* START Data section *

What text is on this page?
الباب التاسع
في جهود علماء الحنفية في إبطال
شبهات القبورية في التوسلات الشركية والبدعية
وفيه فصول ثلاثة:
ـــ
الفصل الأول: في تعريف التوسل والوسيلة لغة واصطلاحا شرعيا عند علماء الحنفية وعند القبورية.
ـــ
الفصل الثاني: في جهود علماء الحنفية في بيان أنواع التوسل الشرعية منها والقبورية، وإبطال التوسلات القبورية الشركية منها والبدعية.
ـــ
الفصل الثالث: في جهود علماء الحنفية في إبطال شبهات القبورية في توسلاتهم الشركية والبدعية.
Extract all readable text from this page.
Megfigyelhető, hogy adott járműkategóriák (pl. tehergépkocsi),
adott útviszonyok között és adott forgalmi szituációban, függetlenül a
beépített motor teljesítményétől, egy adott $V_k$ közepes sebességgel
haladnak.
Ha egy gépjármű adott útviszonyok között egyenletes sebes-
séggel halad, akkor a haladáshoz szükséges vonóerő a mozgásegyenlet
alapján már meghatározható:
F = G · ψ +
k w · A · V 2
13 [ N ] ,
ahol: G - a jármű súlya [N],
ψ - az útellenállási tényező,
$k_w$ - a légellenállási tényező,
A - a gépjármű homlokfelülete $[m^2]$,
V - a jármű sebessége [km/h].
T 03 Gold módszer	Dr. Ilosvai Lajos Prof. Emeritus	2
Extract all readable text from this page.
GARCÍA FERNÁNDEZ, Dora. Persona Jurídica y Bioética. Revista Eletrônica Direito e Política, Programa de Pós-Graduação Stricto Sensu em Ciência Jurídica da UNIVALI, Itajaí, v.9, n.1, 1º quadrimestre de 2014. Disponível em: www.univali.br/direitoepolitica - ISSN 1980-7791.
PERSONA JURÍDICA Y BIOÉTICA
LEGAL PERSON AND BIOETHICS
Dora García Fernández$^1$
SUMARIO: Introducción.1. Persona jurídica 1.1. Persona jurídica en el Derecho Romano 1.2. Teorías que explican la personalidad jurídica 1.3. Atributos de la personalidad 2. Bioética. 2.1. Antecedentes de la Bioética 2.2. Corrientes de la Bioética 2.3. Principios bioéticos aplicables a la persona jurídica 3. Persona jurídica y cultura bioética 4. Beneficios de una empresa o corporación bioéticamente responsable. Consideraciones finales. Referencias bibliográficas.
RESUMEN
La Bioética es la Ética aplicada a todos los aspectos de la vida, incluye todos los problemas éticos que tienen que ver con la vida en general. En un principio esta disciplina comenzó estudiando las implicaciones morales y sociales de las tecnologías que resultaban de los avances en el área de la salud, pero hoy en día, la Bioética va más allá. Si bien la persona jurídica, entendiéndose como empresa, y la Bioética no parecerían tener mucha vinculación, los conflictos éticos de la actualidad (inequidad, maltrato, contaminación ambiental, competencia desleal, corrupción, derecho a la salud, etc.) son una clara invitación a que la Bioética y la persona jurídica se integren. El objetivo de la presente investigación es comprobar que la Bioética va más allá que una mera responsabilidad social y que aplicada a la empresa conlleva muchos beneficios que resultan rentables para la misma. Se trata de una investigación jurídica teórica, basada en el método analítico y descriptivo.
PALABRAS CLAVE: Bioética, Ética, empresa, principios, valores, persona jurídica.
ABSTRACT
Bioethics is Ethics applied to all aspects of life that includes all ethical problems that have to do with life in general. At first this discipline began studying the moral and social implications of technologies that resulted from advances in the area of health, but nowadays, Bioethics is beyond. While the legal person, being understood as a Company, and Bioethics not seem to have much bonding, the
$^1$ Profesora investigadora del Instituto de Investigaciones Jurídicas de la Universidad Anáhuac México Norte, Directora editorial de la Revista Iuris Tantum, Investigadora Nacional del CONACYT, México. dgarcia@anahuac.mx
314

* END Data section *

# [Required work]
Give all of the entries again, word for word.

# [Correct response]
What text is on this page?
الباب التاسع
في جهود علماء الحنفية في إبطال
شبهات القبورية في التوسلات الشركية والبدعية
وفيه فصول ثلاثة:
ـــ
الفصل الأول: في تعريف التوسل والوسيلة لغة واصطلاحا شرعيا عند علماء الحنفية وعند القبورية.
ـــ
الفصل الثاني: في جهود علماء الحنفية في بيان أنواع التوسل الشرعية منها والقبورية، وإبطال التوسلات القبورية الشركية منها والبدعية.
ـــ
الفصل الثالث: في جهود علماء الحنفية في إبطال شبهات القبورية في توسلاتهم الشركية والبدعية.
Extract all readable text from this page.
Megfigyelhető, hogy adott járműkategóriák (pl. tehergépkocsi),
adott útviszonyok között és adott forgalmi szituációban, függetlenül a
beépített motor teljesítményétől, egy adott $V_k$ közepes sebességgel
haladnak.
Ha egy gépjármű adott útviszonyok között egyenletes sebes-
séggel halad, akkor a haladáshoz szükséges vonóerő a mozgásegyenlet
alapján már meghatározható:
F = G · ψ +
k w · A · V 2
13 [ N ] ,
ahol: G - a jármű súlya [N],
ψ - az útellenállási tényező,
$k_w$ - a légellenállási tényező,
A - a gépjármű homlokfelülete $[m^2]$,
V - a jármű sebessége [km/h].
T 03 Gold módszer	Dr. Ilosvai Lajos Prof. Emeritus	2
Extract all readable text from this page.
GARCÍA FERNÁNDEZ, Dora. Persona Jurídica y Bioética. Revista Eletrônica Direito e Política, Programa de Pós-Graduação Stricto Sensu em Ciência Jurídica da UNIVALI, Itajaí, v.9, n.1, 1º quadrimestre de 2014. Disponível em: www.univali.br/direitoepolitica - ISSN 1980-7791.
PERSONA JURÍDICA Y BIOÉTICA
LEGAL PERSON AND BIOETHICS
Dora García Fernández$^1$
SUMARIO: Introducción.1. Persona jurídica 1.1. Persona jurídica en el Derecho Romano 1.2. Teorías que explican la personalidad jurídica 1.3. Atributos de la personalidad 2. Bioética. 2.1. Antecedentes de la Bioética 2.2. Corrientes de la Bioética 2.3. Principios bioéticos aplicables a la persona jurídica 3. Persona jurídica y cultura bioética 4. Beneficios de una empresa o corporación bioéticamente responsable. Consideraciones finales. Referencias bibliográficas.
RESUMEN
La Bioética es la Ética aplicada a todos los aspectos de la vida, incluye todos los problemas éticos que tienen que ver con la vida en general. En un principio esta disciplina comenzó estudiando las implicaciones morales y sociales de las tecnologías que resultaban de los avances en el área de la salud, pero hoy en día, la Bioética va más allá. Si bien la persona jurídica, entendiéndose como empresa, y la Bioética no parecerían tener mucha vinculación, los conflictos éticos de la actualidad (inequidad, maltrato, contaminación ambiental, competencia desleal, corrupción, derecho a la salud, etc.) son una clara invitación a que la Bioética y la persona jurídica se integren. El objetivo de la presente investigación es comprobar que la Bioética va más allá que una mera responsabilidad social y que aplicada a la empresa conlleva muchos beneficios que resultan rentables para la misma. Se trata de una investigación jurídica teórica, basada en el método analítico y descriptivo.
PALABRAS CLAVE: Bioética, Ética, empresa, principios, valores, persona jurídica.
ABSTRACT
Bioethics is Ethics applied to all aspects of life that includes all ethical problems that have to do with life in general. At first this discipline began studying the moral and social implications of technologies that resulted from advances in the area of health, but nowadays, Bioethics is beyond. While the legal person, being understood as a Company, and Bioethics not seem to have much bonding, the
$^1$ Profesora investigadora del Instituto de Investigaciones Jurídicas de la Universidad Anáhuac México Norte, Directora editorial de la Revista Iuris Tantum, Investigadora Nacional del CONACYT, México. dgarcia@anahuac.mx
314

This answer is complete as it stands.